┌──

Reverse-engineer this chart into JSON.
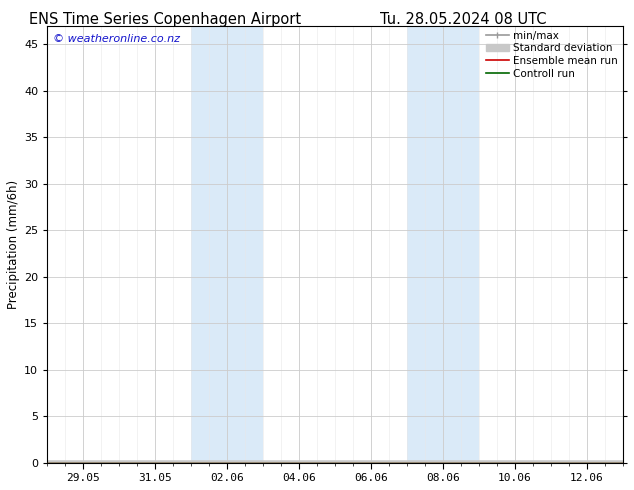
{
  "title_left": "ENS Time Series Copenhagen Airport",
  "title_right": "Tu. 28.05.2024 08 UTC",
  "ylabel": "Precipitation (mm/6h)",
  "watermark": "© weatheronline.co.nz",
  "watermark_color": "#1414cc",
  "ylim": [
    0,
    47
  ],
  "yticks": [
    0,
    5,
    10,
    15,
    20,
    25,
    30,
    35,
    40,
    45
  ],
  "xtick_labels": [
    "29.05",
    "31.05",
    "02.06",
    "04.06",
    "06.06",
    "08.06",
    "10.06",
    "12.06"
  ],
  "xtick_positions": [
    1,
    3,
    5,
    7,
    9,
    11,
    13,
    15
  ],
  "x_min": 0,
  "x_max": 16,
  "shaded_bands": [
    {
      "x_start": 4.0,
      "x_end": 6.0
    },
    {
      "x_start": 10.0,
      "x_end": 12.0
    }
  ],
  "shaded_color": "#daeaf8",
  "background_color": "#ffffff",
  "legend_entries": [
    {
      "label": "min/max",
      "color": "#999999",
      "lw": 1.2
    },
    {
      "label": "Standard deviation",
      "color": "#c8c8c8",
      "lw": 5
    },
    {
      "label": "Ensemble mean run",
      "color": "#cc0000",
      "lw": 1.2
    },
    {
      "label": "Controll run",
      "color": "#006600",
      "lw": 1.2
    }
  ],
  "spine_color": "#000000",
  "title_fontsize": 10.5,
  "axis_label_fontsize": 8.5,
  "tick_fontsize": 8,
  "legend_fontsize": 7.5,
  "watermark_fontsize": 8
}
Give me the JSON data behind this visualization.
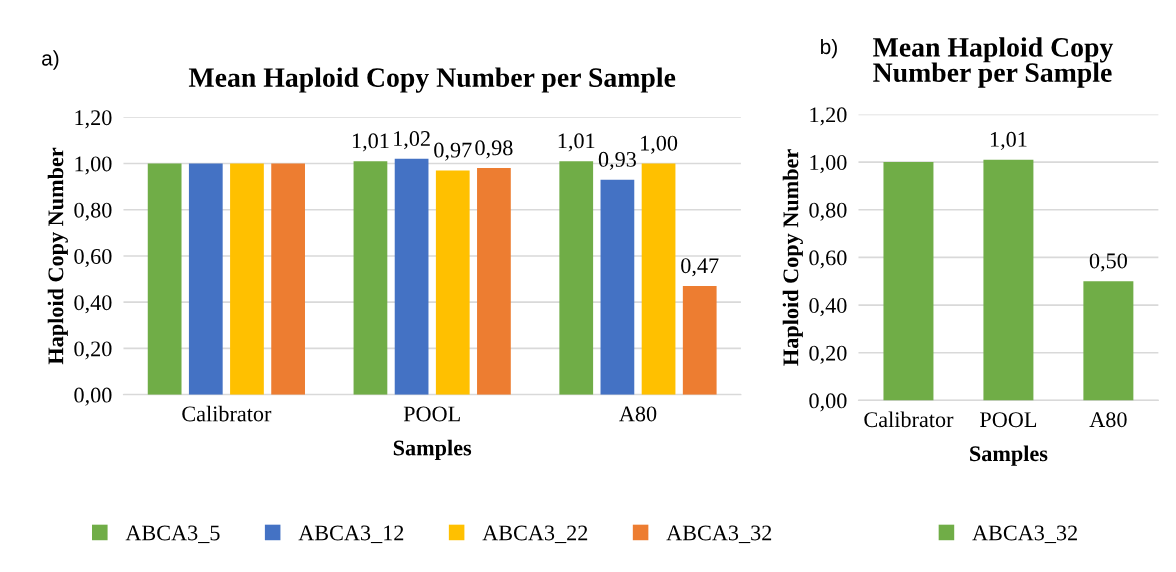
{
  "chart_data": [
    {
      "type": "bar",
      "title": "Mean Haploid Copy Number per Sample",
      "xlabel": "Samples",
      "ylabel": "Haploid Copy Number",
      "annotations": [
        "a)"
      ],
      "categories": [
        "Calibrator",
        "POOL",
        "A80"
      ],
      "series": [
        {
          "name": "ABCA3_5",
          "color": "#70ad47",
          "values": [
            1.0,
            1.01,
            1.01
          ],
          "value_labels": [
            null,
            "1,01",
            "1,01"
          ]
        },
        {
          "name": "ABCA3_12",
          "color": "#4472c4",
          "values": [
            1.0,
            1.02,
            0.93
          ],
          "value_labels": [
            null,
            "1,02",
            "0,93"
          ]
        },
        {
          "name": "ABCA3_22",
          "color": "#ffc000",
          "values": [
            1.0,
            0.97,
            1.0
          ],
          "value_labels": [
            null,
            "0,97",
            "1,00"
          ]
        },
        {
          "name": "ABCA3_32",
          "color": "#ed7d31",
          "values": [
            1.0,
            0.98,
            0.47
          ],
          "value_labels": [
            null,
            "0,98",
            "0,47"
          ]
        }
      ],
      "ylim": [
        0,
        1.2
      ],
      "yticks": [
        {
          "value": 0,
          "label": "0,00"
        },
        {
          "value": 0.2,
          "label": "0,20"
        },
        {
          "value": 0.4,
          "label": "0,40"
        },
        {
          "value": 0.6,
          "label": "0,60"
        },
        {
          "value": 0.8,
          "label": "0,80"
        },
        {
          "value": 1.0,
          "label": "1,00"
        },
        {
          "value": 1.2,
          "label": "1,20"
        }
      ],
      "grid": "y",
      "legend": "bottom"
    },
    {
      "type": "bar",
      "title": "Mean Haploid Copy Number per Sample",
      "xlabel": "Samples",
      "ylabel": "Haploid Copy Number",
      "annotations": [
        "b)"
      ],
      "categories": [
        "Calibrator",
        "POOL",
        "A80"
      ],
      "series": [
        {
          "name": "ABCA3_32",
          "color": "#70ad47",
          "values": [
            1.0,
            1.01,
            0.5
          ],
          "value_labels": [
            null,
            "1,01",
            "0,50"
          ]
        }
      ],
      "ylim": [
        0,
        1.2
      ],
      "yticks": [
        {
          "value": 0,
          "label": "0,00"
        },
        {
          "value": 0.2,
          "label": "0,20"
        },
        {
          "value": 0.4,
          "label": "0,40"
        },
        {
          "value": 0.6,
          "label": "0,60"
        },
        {
          "value": 0.8,
          "label": "0,80"
        },
        {
          "value": 1.0,
          "label": "1,00"
        },
        {
          "value": 1.2,
          "label": "1,20"
        }
      ],
      "grid": "y",
      "legend": "bottom"
    }
  ]
}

└──

Given request: Repeat the preceding records precisely, and leave every picture out of the copy.

Answer to this task:
Reverse-engineer this chart into JSON.
{
  "title_left": "ENS Time Series Copenhagen Airport",
  "title_right": "Tu. 28.05.2024 08 UTC",
  "ylabel": "Precipitation (mm/6h)",
  "watermark": "© weatheronline.co.nz",
  "watermark_color": "#1414cc",
  "ylim": [
    0,
    47
  ],
  "yticks": [
    0,
    5,
    10,
    15,
    20,
    25,
    30,
    35,
    40,
    45
  ],
  "xtick_labels": [
    "29.05",
    "31.05",
    "02.06",
    "04.06",
    "06.06",
    "08.06",
    "10.06",
    "12.06"
  ],
  "xtick_positions": [
    1,
    3,
    5,
    7,
    9,
    11,
    13,
    15
  ],
  "x_min": 0,
  "x_max": 16,
  "shaded_bands": [
    {
      "x_start": 4.0,
      "x_end": 6.0
    },
    {
      "x_start": 10.0,
      "x_end": 12.0
    }
  ],
  "shaded_color": "#daeaf8",
  "background_color": "#ffffff",
  "legend_entries": [
    {
      "label": "min/max",
      "color": "#999999",
      "lw": 1.2
    },
    {
      "label": "Standard deviation",
      "color": "#c8c8c8",
      "lw": 5
    },
    {
      "label": "Ensemble mean run",
      "color": "#cc0000",
      "lw": 1.2
    },
    {
      "label": "Controll run",
      "color": "#006600",
      "lw": 1.2
    }
  ],
  "spine_color": "#000000",
  "title_fontsize": 10.5,
  "axis_label_fontsize": 8.5,
  "tick_fontsize": 8,
  "legend_fontsize": 7.5,
  "watermark_fontsize": 8
}
Give me the JSON data behind this visualization.
{
  "chart_data": [
    {
      "type": "bar",
      "title": "Mean Haploid Copy Number per Sample",
      "xlabel": "Samples",
      "ylabel": "Haploid Copy Number",
      "annotations": [
        "a)"
      ],
      "categories": [
        "Calibrator",
        "POOL",
        "A80"
      ],
      "series": [
        {
          "name": "ABCA3_5",
          "color": "#70ad47",
          "values": [
            1.0,
            1.01,
            1.01
          ],
          "value_labels": [
            null,
            "1,01",
            "1,01"
          ]
        },
        {
          "name": "ABCA3_12",
          "color": "#4472c4",
          "values": [
            1.0,
            1.02,
            0.93
          ],
          "value_labels": [
            null,
            "1,02",
            "0,93"
          ]
        },
        {
          "name": "ABCA3_22",
          "color": "#ffc000",
          "values": [
            1.0,
            0.97,
            1.0
          ],
          "value_labels": [
            null,
            "0,97",
            "1,00"
          ]
        },
        {
          "name": "ABCA3_32",
          "color": "#ed7d31",
          "values": [
            1.0,
            0.98,
            0.47
          ],
          "value_labels": [
            null,
            "0,98",
            "0,47"
          ]
        }
      ],
      "ylim": [
        0,
        1.2
      ],
      "yticks": [
        {
          "value": 0,
          "label": "0,00"
        },
        {
          "value": 0.2,
          "label": "0,20"
        },
        {
          "value": 0.4,
          "label": "0,40"
        },
        {
          "value": 0.6,
          "label": "0,60"
        },
        {
          "value": 0.8,
          "label": "0,80"
        },
        {
          "value": 1.0,
          "label": "1,00"
        },
        {
          "value": 1.2,
          "label": "1,20"
        }
      ],
      "grid": "y",
      "legend": "bottom"
    },
    {
      "type": "bar",
      "title": "Mean Haploid Copy Number per Sample",
      "xlabel": "Samples",
      "ylabel": "Haploid Copy Number",
      "annotations": [
        "b)"
      ],
      "categories": [
        "Calibrator",
        "POOL",
        "A80"
      ],
      "series": [
        {
          "name": "ABCA3_32",
          "color": "#70ad47",
          "values": [
            1.0,
            1.01,
            0.5
          ],
          "value_labels": [
            null,
            "1,01",
            "0,50"
          ]
        }
      ],
      "ylim": [
        0,
        1.2
      ],
      "yticks": [
        {
          "value": 0,
          "label": "0,00"
        },
        {
          "value": 0.2,
          "label": "0,20"
        },
        {
          "value": 0.4,
          "label": "0,40"
        },
        {
          "value": 0.6,
          "label": "0,60"
        },
        {
          "value": 0.8,
          "label": "0,80"
        },
        {
          "value": 1.0,
          "label": "1,00"
        },
        {
          "value": 1.2,
          "label": "1,20"
        }
      ],
      "grid": "y",
      "legend": "bottom"
    }
  ]
}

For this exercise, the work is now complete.